— Begin —

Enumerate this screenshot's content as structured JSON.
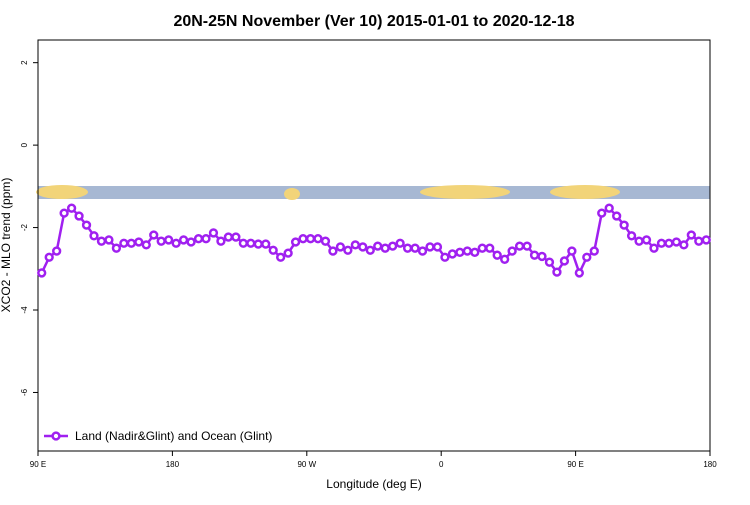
{
  "chart_data": {
    "type": "line",
    "title": "20N-25N November (Ver 10)   2015-01-01 to 2020-12-18",
    "x_label": "Longitude (deg E)",
    "y_label": "XCO2 - MLO trend (ppm)",
    "x": [
      92.5,
      97.5,
      102.5,
      107.5,
      112.5,
      117.5,
      122.5,
      127.5,
      132.5,
      137.5,
      142.5,
      147.5,
      152.5,
      157.5,
      162.5,
      167.5,
      172.5,
      177.5,
      182.5,
      187.5,
      192.5,
      197.5,
      202.5,
      207.5,
      212.5,
      217.5,
      222.5,
      227.5,
      232.5,
      237.5,
      242.5,
      247.5,
      252.5,
      257.5,
      262.5,
      267.5,
      272.5,
      277.5,
      282.5,
      287.5,
      292.5,
      297.5,
      302.5,
      307.5,
      312.5,
      317.5,
      322.5,
      327.5,
      332.5,
      337.5,
      342.5,
      347.5,
      352.5,
      357.5,
      362.5,
      367.5,
      372.5,
      377.5,
      382.5,
      387.5,
      392.5,
      397.5,
      402.5,
      407.5,
      412.5,
      417.5,
      422.5,
      427.5,
      432.5,
      437.5,
      442.5,
      447.5,
      452.5,
      457.5,
      462.5,
      467.5,
      472.5,
      477.5,
      482.5,
      487.5,
      492.5,
      497.5,
      502.5,
      507.5,
      512.5,
      517.5,
      522.5,
      527.5,
      532.5,
      537.5
    ],
    "series": [
      {
        "name": "Land (Nadir&Glint) and Ocean (Glint)",
        "color": "#a020f0",
        "values": [
          -3.1,
          -2.72,
          -2.57,
          -1.65,
          -1.53,
          -1.72,
          -1.94,
          -2.2,
          -2.33,
          -2.3,
          -2.5,
          -2.38,
          -2.38,
          -2.35,
          -2.42,
          -2.18,
          -2.33,
          -2.3,
          -2.38,
          -2.3,
          -2.35,
          -2.27,
          -2.27,
          -2.13,
          -2.33,
          -2.23,
          -2.23,
          -2.38,
          -2.38,
          -2.4,
          -2.4,
          -2.55,
          -2.72,
          -2.62,
          -2.35,
          -2.27,
          -2.27,
          -2.27,
          -2.33,
          -2.57,
          -2.47,
          -2.55,
          -2.42,
          -2.47,
          -2.55,
          -2.45,
          -2.5,
          -2.45,
          -2.38,
          -2.5,
          -2.5,
          -2.57,
          -2.47,
          -2.47,
          -2.72,
          -2.64,
          -2.6,
          -2.57,
          -2.6,
          -2.5,
          -2.5,
          -2.67,
          -2.77,
          -2.57,
          -2.45,
          -2.45,
          -2.67,
          -2.7,
          -2.84,
          -3.08,
          -2.81,
          -2.57,
          -3.1,
          -2.72,
          -2.57,
          -1.65,
          -1.53,
          -1.72,
          -1.94,
          -2.2,
          -2.33,
          -2.3,
          -2.5,
          -2.38,
          -2.38,
          -2.35,
          -2.42,
          -2.18,
          -2.33,
          -2.3
        ]
      }
    ],
    "xlim": [
      90,
      540
    ],
    "xticks": [
      {
        "value": 90,
        "label": "90 E"
      },
      180,
      {
        "value": 270,
        "label": "90 W"
      },
      {
        "value": 360,
        "label": "0"
      },
      {
        "value": 450,
        "label": "90 E"
      },
      {
        "value": 540,
        "label": "180"
      }
    ],
    "ylim": [
      -7.42,
      2.55
    ],
    "yticks": [
      2,
      0,
      -2,
      -4,
      -6
    ],
    "legend": "bottom-left"
  }
}
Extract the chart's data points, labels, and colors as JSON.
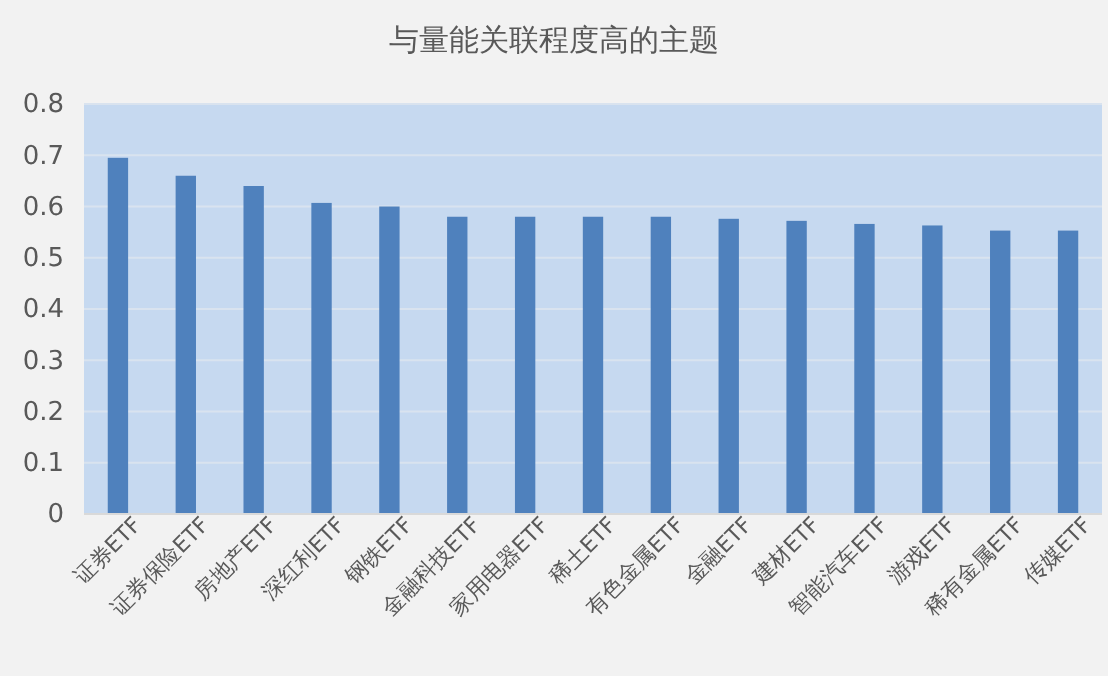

— End —

◆ GIVEN REQUEST:
Read through the lines above and collect those that contain the string "JSON".

◆ RESPONSE TO THE EXERCISE:
Enumerate this screenshot's content as structured JSON.
Extract the chart's data points, labels, and colors as JSON.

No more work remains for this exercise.